**Listed entries**
--

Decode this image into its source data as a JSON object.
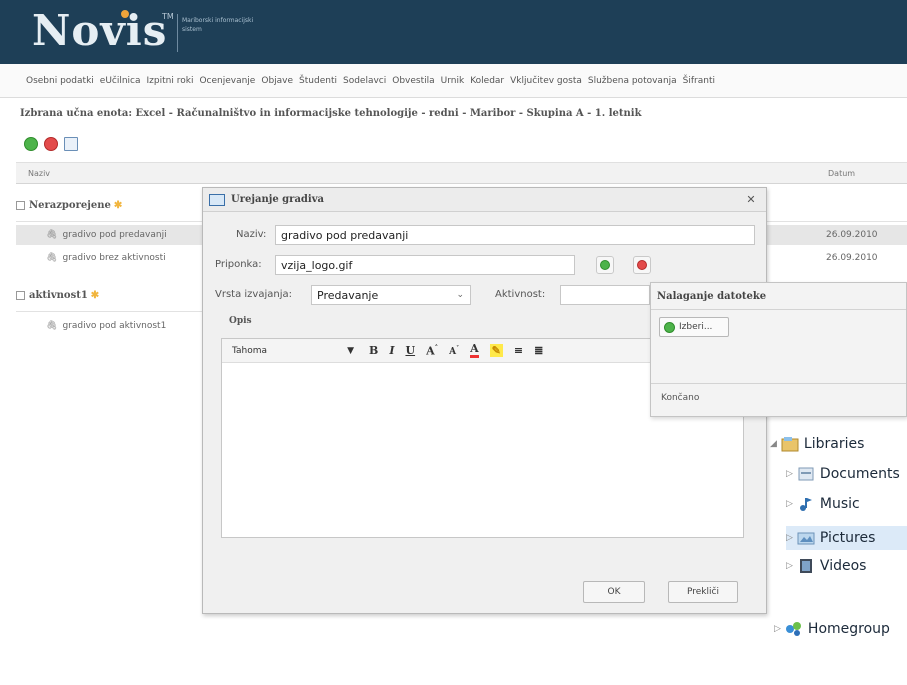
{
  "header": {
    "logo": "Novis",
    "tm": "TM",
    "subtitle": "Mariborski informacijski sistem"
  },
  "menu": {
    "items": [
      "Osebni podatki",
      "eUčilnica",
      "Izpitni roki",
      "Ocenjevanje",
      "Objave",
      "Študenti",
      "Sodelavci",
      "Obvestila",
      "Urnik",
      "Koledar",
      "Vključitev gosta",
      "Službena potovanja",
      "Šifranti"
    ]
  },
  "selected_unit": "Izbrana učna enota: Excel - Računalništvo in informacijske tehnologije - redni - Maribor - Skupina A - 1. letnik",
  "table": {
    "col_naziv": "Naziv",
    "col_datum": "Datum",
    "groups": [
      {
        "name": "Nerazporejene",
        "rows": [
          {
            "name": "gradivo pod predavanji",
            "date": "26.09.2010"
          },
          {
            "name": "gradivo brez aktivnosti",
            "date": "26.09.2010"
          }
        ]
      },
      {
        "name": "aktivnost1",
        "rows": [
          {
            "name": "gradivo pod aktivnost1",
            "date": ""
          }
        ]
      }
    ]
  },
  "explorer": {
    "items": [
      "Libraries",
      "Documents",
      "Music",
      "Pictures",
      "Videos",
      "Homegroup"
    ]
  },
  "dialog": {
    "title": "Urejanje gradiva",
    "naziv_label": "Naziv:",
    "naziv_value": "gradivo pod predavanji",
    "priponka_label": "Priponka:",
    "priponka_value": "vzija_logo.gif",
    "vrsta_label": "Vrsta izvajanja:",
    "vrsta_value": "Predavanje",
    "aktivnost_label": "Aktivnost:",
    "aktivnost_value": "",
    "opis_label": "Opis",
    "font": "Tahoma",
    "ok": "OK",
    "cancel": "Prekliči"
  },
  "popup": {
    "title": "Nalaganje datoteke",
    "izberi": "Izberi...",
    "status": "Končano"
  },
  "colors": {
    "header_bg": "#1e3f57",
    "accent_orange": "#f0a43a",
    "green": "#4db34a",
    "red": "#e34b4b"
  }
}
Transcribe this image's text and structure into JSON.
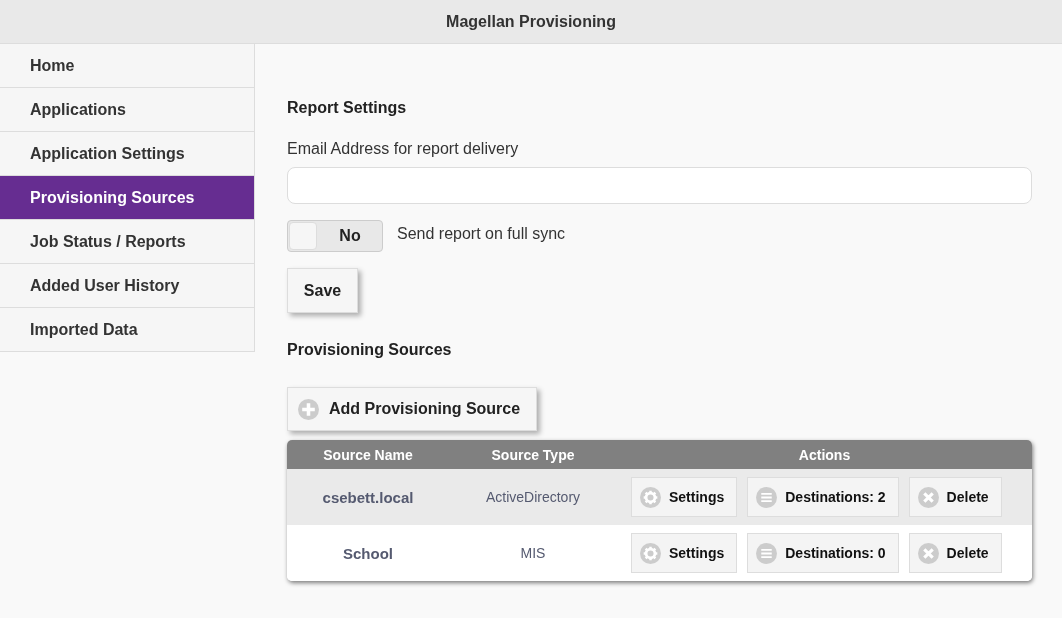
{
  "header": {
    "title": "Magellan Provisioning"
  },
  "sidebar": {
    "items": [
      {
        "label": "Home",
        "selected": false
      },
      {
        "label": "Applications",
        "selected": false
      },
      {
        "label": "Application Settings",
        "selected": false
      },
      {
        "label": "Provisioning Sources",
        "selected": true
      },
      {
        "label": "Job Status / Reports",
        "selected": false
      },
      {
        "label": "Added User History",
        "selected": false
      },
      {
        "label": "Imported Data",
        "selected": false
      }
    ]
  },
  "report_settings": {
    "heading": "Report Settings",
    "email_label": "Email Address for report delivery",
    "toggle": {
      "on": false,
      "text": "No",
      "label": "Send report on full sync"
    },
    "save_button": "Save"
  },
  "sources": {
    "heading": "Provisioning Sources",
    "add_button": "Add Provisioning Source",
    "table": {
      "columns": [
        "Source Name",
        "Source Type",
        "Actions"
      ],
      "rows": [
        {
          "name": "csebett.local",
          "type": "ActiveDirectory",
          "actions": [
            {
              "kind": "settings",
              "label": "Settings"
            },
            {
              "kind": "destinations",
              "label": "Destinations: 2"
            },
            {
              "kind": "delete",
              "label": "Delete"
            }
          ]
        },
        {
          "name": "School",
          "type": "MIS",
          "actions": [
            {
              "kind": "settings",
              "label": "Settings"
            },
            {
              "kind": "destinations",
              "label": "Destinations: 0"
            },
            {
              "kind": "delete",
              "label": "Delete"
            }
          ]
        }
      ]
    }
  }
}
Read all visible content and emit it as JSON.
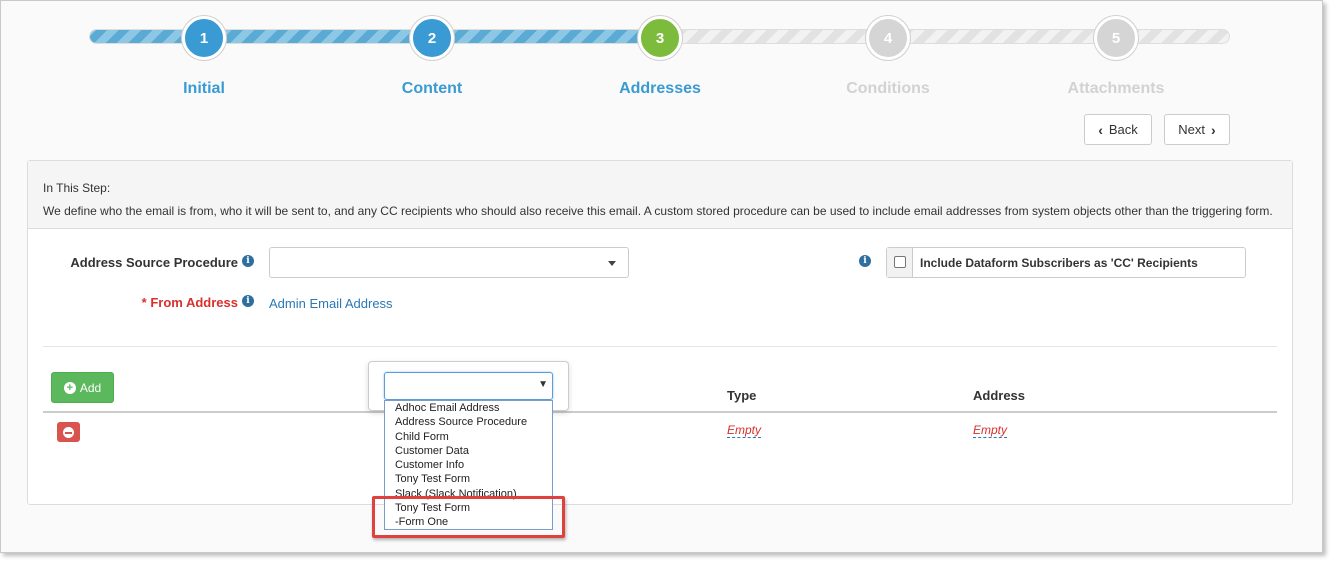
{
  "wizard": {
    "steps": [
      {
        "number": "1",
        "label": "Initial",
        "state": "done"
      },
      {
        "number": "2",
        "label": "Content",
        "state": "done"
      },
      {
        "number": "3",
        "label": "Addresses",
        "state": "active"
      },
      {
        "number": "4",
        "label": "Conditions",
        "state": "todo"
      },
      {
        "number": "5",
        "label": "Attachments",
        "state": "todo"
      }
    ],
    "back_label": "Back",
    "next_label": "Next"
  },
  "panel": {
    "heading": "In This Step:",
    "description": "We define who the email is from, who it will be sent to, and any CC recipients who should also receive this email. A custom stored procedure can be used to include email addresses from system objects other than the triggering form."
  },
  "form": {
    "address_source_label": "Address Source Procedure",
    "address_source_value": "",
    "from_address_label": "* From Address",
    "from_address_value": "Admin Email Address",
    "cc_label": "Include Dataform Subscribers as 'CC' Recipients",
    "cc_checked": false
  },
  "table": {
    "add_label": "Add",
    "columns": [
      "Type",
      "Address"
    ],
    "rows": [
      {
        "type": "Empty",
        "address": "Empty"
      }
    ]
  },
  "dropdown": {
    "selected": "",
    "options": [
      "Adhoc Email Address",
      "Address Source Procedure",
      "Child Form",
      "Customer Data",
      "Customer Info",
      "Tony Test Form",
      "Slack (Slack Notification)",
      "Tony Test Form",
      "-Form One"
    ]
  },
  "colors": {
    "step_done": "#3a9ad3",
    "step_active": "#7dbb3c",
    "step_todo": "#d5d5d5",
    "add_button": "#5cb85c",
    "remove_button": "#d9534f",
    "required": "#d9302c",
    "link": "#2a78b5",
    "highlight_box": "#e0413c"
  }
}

--

**Goal**
Return the listing above in full and without alteration, excluding its pictures.

**Exercise answer**
Decode this image into its source data as a JSON object.
{
  "header": {
    "logo": "Novis",
    "tm": "TM",
    "subtitle": "Mariborski informacijski sistem"
  },
  "menu": {
    "items": [
      "Osebni podatki",
      "eUčilnica",
      "Izpitni roki",
      "Ocenjevanje",
      "Objave",
      "Študenti",
      "Sodelavci",
      "Obvestila",
      "Urnik",
      "Koledar",
      "Vključitev gosta",
      "Službena potovanja",
      "Šifranti"
    ]
  },
  "selected_unit": "Izbrana učna enota: Excel - Računalništvo in informacijske tehnologije - redni - Maribor - Skupina A - 1. letnik",
  "table": {
    "col_naziv": "Naziv",
    "col_datum": "Datum",
    "groups": [
      {
        "name": "Nerazporejene",
        "rows": [
          {
            "name": "gradivo pod predavanji",
            "date": "26.09.2010"
          },
          {
            "name": "gradivo brez aktivnosti",
            "date": "26.09.2010"
          }
        ]
      },
      {
        "name": "aktivnost1",
        "rows": [
          {
            "name": "gradivo pod aktivnost1",
            "date": ""
          }
        ]
      }
    ]
  },
  "explorer": {
    "items": [
      "Libraries",
      "Documents",
      "Music",
      "Pictures",
      "Videos",
      "Homegroup"
    ]
  },
  "dialog": {
    "title": "Urejanje gradiva",
    "naziv_label": "Naziv:",
    "naziv_value": "gradivo pod predavanji",
    "priponka_label": "Priponka:",
    "priponka_value": "vzija_logo.gif",
    "vrsta_label": "Vrsta izvajanja:",
    "vrsta_value": "Predavanje",
    "aktivnost_label": "Aktivnost:",
    "aktivnost_value": "",
    "opis_label": "Opis",
    "font": "Tahoma",
    "ok": "OK",
    "cancel": "Prekliči"
  },
  "popup": {
    "title": "Nalaganje datoteke",
    "izberi": "Izberi...",
    "status": "Končano"
  },
  "colors": {
    "header_bg": "#1e3f57",
    "accent_orange": "#f0a43a",
    "green": "#4db34a",
    "red": "#e34b4b"
  }
}
Transcribe this image's text and structure into JSON.
{
  "header": {
    "title": "Magellan Provisioning"
  },
  "sidebar": {
    "items": [
      {
        "label": "Home",
        "selected": false
      },
      {
        "label": "Applications",
        "selected": false
      },
      {
        "label": "Application Settings",
        "selected": false
      },
      {
        "label": "Provisioning Sources",
        "selected": true
      },
      {
        "label": "Job Status / Reports",
        "selected": false
      },
      {
        "label": "Added User History",
        "selected": false
      },
      {
        "label": "Imported Data",
        "selected": false
      }
    ]
  },
  "report_settings": {
    "heading": "Report Settings",
    "email_label": "Email Address for report delivery",
    "toggle": {
      "on": false,
      "text": "No",
      "label": "Send report on full sync"
    },
    "save_button": "Save"
  },
  "sources": {
    "heading": "Provisioning Sources",
    "add_button": "Add Provisioning Source",
    "table": {
      "columns": [
        "Source Name",
        "Source Type",
        "Actions"
      ],
      "rows": [
        {
          "name": "csebett.local",
          "type": "ActiveDirectory",
          "actions": [
            {
              "kind": "settings",
              "label": "Settings"
            },
            {
              "kind": "destinations",
              "label": "Destinations: 2"
            },
            {
              "kind": "delete",
              "label": "Delete"
            }
          ]
        },
        {
          "name": "School",
          "type": "MIS",
          "actions": [
            {
              "kind": "settings",
              "label": "Settings"
            },
            {
              "kind": "destinations",
              "label": "Destinations: 0"
            },
            {
              "kind": "delete",
              "label": "Delete"
            }
          ]
        }
      ]
    }
  }
}
Read all visible content and emit it as JSON.
{
  "wizard": {
    "steps": [
      {
        "number": "1",
        "label": "Initial",
        "state": "done"
      },
      {
        "number": "2",
        "label": "Content",
        "state": "done"
      },
      {
        "number": "3",
        "label": "Addresses",
        "state": "active"
      },
      {
        "number": "4",
        "label": "Conditions",
        "state": "todo"
      },
      {
        "number": "5",
        "label": "Attachments",
        "state": "todo"
      }
    ],
    "back_label": "Back",
    "next_label": "Next"
  },
  "panel": {
    "heading": "In This Step:",
    "description": "We define who the email is from, who it will be sent to, and any CC recipients who should also receive this email. A custom stored procedure can be used to include email addresses from system objects other than the triggering form."
  },
  "form": {
    "address_source_label": "Address Source Procedure",
    "address_source_value": "",
    "from_address_label": "* From Address",
    "from_address_value": "Admin Email Address",
    "cc_label": "Include Dataform Subscribers as 'CC' Recipients",
    "cc_checked": false
  },
  "table": {
    "add_label": "Add",
    "columns": [
      "Type",
      "Address"
    ],
    "rows": [
      {
        "type": "Empty",
        "address": "Empty"
      }
    ]
  },
  "dropdown": {
    "selected": "",
    "options": [
      "Adhoc Email Address",
      "Address Source Procedure",
      "Child Form",
      "Customer Data",
      "Customer Info",
      "Tony Test Form",
      "Slack (Slack Notification)",
      "Tony Test Form",
      "-Form One"
    ]
  },
  "colors": {
    "step_done": "#3a9ad3",
    "step_active": "#7dbb3c",
    "step_todo": "#d5d5d5",
    "add_button": "#5cb85c",
    "remove_button": "#d9534f",
    "required": "#d9302c",
    "link": "#2a78b5",
    "highlight_box": "#e0413c"
  }
}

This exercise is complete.